Copy out all the lines where "scale" shows up.

####

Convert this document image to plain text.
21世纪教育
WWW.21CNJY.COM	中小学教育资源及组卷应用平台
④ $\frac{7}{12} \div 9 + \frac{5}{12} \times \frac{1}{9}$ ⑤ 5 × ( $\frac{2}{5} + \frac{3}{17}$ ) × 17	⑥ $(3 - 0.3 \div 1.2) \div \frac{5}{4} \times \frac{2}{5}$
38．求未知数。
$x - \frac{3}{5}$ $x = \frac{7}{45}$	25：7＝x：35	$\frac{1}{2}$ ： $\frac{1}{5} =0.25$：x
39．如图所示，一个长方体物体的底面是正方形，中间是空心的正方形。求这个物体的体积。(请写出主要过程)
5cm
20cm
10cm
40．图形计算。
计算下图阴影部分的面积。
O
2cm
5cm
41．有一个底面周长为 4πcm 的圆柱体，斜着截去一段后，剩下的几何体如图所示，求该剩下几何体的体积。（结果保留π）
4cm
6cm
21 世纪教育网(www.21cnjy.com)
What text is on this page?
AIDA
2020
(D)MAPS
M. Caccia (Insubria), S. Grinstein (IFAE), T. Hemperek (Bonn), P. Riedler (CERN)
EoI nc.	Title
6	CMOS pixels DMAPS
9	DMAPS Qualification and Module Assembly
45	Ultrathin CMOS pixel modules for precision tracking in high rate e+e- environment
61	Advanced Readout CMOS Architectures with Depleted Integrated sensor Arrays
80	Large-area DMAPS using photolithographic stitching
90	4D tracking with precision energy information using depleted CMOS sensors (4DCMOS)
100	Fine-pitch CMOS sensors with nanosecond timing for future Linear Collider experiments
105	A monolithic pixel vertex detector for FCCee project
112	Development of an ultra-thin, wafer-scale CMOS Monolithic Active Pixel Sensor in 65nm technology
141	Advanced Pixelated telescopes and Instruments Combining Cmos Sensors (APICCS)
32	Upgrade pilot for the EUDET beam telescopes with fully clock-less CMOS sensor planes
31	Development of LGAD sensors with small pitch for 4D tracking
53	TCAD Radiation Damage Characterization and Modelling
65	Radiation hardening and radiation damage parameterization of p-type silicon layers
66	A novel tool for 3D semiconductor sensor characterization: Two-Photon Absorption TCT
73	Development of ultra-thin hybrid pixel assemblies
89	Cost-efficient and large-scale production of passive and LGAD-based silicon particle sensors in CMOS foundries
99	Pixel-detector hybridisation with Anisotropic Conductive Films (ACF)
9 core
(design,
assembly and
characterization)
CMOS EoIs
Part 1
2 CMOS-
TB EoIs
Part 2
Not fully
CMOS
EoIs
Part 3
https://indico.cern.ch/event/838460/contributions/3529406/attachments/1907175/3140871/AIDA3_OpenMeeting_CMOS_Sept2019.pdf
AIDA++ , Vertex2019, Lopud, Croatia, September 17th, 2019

####

Solution to the exercise.
112	Development of an ultra-thin, wafer-scale CMOS Monolithic Active Pixel Sensor in 65nm technology
89	Cost-efficient and large-scale production of passive and LGAD-based silicon particle sensors in CMOS foundries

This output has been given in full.